Exercise objective:
Exactly how many lines have the word "cell"? Answer with the bare number.

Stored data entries
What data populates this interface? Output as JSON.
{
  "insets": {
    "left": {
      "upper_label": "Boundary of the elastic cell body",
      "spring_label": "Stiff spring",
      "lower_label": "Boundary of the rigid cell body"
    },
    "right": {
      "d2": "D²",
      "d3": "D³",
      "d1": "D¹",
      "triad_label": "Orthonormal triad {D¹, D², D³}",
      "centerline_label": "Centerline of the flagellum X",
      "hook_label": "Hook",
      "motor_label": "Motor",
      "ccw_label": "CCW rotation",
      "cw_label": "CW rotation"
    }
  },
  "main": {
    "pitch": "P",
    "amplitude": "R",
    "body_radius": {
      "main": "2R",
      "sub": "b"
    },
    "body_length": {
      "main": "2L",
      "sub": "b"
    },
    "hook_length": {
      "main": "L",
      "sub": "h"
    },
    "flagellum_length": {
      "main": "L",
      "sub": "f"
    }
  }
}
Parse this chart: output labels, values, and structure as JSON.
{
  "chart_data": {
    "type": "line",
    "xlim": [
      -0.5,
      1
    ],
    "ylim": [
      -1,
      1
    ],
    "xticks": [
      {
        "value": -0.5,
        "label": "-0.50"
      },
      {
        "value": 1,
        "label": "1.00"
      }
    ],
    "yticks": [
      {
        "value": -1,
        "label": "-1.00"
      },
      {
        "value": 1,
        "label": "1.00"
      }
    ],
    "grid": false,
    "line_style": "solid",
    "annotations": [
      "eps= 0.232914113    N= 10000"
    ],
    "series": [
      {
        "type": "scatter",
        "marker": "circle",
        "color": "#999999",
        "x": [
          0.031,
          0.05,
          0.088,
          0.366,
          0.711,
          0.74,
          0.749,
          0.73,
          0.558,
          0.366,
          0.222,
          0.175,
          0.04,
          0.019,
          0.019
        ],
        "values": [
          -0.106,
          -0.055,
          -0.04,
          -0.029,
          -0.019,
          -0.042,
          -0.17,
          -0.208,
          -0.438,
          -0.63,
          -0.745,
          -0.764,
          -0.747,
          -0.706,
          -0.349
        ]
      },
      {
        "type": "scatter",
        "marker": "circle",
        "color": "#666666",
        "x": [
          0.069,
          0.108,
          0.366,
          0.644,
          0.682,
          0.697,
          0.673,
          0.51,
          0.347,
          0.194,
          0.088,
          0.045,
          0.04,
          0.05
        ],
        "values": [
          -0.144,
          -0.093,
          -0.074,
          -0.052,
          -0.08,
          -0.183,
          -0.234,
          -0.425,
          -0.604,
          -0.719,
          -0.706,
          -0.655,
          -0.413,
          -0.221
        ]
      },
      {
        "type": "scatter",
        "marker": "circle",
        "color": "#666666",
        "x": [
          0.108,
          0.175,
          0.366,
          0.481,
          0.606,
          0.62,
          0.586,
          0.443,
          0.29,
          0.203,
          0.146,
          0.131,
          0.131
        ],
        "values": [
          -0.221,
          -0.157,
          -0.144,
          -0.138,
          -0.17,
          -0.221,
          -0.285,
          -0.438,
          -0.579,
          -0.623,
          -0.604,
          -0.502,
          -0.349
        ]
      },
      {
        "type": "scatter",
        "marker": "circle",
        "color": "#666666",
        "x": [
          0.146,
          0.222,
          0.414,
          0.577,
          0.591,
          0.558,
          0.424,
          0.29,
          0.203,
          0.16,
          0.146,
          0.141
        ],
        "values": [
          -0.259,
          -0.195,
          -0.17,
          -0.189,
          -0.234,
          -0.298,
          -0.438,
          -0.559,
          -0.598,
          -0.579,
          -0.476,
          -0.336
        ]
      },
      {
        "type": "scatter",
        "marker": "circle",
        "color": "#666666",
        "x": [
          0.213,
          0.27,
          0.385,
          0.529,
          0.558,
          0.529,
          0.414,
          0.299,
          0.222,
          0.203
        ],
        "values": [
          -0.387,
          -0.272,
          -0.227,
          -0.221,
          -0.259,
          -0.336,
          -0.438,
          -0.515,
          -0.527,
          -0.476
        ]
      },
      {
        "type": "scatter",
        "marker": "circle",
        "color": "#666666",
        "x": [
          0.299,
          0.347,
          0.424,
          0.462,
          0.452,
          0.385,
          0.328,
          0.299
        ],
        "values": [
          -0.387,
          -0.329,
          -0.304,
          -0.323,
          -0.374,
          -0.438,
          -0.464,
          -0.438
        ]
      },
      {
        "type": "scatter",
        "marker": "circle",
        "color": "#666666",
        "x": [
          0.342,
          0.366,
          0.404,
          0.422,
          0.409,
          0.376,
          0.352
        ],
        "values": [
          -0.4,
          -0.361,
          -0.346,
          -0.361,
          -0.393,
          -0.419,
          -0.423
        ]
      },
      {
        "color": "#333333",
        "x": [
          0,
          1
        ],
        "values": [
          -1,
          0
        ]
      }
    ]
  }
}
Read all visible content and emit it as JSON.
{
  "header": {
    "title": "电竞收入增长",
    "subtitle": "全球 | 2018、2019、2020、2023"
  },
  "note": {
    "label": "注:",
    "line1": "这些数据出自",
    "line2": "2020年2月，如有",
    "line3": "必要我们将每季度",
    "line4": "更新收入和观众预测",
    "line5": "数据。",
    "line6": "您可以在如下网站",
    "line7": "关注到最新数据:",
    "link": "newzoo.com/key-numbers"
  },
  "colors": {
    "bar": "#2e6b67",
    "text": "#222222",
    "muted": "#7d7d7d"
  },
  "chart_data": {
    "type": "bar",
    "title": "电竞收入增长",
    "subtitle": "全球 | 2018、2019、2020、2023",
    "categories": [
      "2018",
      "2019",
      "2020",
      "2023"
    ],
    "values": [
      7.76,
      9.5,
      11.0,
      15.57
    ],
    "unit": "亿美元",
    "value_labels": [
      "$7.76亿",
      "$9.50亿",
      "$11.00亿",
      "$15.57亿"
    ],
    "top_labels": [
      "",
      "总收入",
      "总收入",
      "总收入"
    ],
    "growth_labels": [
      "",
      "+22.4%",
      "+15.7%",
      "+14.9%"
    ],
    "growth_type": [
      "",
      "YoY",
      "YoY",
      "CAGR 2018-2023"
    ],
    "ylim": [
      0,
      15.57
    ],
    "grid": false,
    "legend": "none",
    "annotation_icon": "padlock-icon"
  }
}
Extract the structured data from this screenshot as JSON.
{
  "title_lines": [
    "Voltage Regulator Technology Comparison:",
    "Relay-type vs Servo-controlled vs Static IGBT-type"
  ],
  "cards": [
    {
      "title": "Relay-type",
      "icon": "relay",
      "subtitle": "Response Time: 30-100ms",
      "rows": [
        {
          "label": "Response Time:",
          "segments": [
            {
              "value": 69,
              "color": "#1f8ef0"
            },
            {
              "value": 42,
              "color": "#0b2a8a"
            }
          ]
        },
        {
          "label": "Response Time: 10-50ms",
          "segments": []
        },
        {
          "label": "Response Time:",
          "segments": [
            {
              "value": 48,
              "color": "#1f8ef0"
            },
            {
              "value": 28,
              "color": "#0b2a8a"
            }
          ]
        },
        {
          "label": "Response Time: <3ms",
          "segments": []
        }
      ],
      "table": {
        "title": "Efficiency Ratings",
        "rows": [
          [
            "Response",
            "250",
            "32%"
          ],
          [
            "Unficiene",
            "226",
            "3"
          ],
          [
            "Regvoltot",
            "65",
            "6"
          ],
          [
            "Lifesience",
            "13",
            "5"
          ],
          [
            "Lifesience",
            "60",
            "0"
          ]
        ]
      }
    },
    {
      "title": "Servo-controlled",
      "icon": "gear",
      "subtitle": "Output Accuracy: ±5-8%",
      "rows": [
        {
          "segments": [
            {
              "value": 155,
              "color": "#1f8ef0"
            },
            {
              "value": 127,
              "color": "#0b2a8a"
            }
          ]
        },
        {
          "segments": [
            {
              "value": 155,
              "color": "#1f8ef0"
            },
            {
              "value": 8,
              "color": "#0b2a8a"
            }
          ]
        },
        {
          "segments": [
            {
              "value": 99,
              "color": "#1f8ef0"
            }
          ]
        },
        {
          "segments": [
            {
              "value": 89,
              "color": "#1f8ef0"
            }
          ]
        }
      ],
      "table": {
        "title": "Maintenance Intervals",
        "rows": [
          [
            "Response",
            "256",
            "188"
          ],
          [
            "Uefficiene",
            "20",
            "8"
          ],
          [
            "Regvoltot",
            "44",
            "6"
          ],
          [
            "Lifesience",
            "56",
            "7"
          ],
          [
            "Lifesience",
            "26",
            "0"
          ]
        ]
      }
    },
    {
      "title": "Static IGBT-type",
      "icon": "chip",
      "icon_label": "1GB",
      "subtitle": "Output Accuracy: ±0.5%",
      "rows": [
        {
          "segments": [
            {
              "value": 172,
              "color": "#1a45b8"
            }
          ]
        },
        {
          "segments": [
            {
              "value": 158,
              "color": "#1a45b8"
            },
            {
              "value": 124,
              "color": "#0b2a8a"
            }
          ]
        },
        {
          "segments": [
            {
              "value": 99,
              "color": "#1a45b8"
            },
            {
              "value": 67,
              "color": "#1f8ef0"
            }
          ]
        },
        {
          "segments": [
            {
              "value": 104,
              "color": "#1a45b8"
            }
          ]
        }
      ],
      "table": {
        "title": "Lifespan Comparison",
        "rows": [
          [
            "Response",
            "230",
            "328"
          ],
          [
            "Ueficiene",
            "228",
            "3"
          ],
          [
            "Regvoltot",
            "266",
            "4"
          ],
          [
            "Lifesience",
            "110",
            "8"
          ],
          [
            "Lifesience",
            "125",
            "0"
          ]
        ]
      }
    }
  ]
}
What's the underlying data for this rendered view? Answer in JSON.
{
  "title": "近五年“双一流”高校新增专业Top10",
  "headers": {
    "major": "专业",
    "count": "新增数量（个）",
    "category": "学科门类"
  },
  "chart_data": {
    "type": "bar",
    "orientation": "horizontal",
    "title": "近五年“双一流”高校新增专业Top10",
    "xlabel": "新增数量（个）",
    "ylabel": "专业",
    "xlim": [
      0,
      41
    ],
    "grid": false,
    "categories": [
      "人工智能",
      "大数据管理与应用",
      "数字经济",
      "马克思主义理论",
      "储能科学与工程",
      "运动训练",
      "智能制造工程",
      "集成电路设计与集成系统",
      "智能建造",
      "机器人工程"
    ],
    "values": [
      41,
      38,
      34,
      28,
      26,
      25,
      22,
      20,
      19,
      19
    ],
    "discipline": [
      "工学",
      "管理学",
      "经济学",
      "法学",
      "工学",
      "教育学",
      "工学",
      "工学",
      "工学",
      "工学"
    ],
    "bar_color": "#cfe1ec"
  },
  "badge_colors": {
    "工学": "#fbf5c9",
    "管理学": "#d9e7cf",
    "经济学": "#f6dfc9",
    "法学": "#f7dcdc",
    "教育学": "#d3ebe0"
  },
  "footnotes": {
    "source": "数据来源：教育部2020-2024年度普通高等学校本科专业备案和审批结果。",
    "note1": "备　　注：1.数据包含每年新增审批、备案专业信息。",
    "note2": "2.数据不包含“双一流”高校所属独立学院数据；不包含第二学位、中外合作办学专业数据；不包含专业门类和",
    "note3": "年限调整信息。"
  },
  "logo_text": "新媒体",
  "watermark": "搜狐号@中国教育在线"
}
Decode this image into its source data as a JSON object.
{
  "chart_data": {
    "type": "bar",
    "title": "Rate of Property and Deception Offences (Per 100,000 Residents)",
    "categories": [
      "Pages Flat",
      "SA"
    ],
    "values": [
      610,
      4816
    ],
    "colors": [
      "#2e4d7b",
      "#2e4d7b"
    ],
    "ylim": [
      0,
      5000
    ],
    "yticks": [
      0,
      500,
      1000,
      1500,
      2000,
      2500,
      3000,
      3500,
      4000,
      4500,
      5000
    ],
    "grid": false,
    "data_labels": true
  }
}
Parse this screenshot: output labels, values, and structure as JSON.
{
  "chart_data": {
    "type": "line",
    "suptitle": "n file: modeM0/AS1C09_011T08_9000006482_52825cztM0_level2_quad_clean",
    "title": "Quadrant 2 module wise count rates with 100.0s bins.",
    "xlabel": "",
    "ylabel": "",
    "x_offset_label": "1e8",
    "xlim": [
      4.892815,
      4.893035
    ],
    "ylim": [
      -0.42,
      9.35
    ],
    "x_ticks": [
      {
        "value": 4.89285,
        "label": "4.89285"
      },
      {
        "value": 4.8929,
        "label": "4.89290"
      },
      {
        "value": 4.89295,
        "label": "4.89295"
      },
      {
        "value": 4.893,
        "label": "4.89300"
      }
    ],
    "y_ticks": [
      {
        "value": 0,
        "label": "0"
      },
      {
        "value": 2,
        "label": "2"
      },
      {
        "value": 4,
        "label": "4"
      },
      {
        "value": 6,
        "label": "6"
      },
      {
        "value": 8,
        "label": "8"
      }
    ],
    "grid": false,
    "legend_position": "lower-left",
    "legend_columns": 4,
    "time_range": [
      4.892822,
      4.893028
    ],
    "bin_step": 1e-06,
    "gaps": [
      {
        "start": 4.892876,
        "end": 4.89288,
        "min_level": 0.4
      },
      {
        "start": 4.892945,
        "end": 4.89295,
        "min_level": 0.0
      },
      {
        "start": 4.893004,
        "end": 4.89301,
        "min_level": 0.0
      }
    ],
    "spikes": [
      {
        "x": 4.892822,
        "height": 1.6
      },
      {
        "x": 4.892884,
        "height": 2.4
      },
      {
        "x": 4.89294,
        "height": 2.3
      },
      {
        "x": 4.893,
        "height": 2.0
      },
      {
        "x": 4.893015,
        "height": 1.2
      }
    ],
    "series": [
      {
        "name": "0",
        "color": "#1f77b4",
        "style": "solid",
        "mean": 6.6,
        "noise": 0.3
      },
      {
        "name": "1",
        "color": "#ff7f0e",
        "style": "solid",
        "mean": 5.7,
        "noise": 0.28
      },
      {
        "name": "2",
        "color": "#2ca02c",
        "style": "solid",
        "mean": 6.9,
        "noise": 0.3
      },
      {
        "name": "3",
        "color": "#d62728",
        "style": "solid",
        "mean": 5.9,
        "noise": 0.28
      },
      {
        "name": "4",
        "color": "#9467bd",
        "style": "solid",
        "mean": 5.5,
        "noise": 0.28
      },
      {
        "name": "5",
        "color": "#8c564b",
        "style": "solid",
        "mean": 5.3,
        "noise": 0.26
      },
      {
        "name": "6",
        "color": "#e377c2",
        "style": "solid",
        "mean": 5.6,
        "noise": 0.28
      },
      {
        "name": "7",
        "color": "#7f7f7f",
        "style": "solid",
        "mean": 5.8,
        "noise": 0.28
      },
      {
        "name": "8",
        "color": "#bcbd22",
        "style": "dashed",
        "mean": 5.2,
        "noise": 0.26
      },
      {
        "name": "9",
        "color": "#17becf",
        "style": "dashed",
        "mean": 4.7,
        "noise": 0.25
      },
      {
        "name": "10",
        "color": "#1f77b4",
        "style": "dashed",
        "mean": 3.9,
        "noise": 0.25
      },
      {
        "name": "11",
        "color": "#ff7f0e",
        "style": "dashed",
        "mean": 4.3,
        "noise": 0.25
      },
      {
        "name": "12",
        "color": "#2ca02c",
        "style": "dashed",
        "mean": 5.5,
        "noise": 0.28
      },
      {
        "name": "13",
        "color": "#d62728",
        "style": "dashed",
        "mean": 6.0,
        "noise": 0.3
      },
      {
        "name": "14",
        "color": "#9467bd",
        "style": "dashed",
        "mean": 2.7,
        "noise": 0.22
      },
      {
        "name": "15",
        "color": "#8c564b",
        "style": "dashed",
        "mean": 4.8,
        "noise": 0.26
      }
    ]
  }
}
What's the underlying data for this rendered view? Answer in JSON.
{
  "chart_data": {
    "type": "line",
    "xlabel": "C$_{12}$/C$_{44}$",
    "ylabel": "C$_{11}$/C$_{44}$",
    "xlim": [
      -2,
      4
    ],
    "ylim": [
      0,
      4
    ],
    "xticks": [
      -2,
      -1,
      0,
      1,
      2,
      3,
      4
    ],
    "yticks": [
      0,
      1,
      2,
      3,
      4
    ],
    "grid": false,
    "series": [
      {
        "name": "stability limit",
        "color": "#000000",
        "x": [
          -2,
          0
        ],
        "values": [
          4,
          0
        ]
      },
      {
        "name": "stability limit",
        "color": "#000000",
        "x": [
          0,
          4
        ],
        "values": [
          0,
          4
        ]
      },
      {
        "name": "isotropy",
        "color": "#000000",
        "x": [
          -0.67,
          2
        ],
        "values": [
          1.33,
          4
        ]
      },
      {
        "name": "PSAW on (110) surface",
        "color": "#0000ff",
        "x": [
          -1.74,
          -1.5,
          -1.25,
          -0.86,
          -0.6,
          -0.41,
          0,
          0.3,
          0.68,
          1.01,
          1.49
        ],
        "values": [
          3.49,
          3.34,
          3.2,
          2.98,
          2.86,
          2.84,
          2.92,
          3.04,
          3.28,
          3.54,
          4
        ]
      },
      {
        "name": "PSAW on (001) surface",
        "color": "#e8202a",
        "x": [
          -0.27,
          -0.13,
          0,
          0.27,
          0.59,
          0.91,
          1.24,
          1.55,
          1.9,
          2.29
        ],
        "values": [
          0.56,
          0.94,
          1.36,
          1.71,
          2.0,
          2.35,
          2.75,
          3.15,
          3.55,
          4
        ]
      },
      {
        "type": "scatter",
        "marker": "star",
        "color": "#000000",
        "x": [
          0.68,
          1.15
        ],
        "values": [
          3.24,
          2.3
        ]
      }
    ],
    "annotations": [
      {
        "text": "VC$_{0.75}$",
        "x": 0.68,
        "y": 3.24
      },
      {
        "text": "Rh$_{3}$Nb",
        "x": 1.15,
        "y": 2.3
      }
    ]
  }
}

Response:
2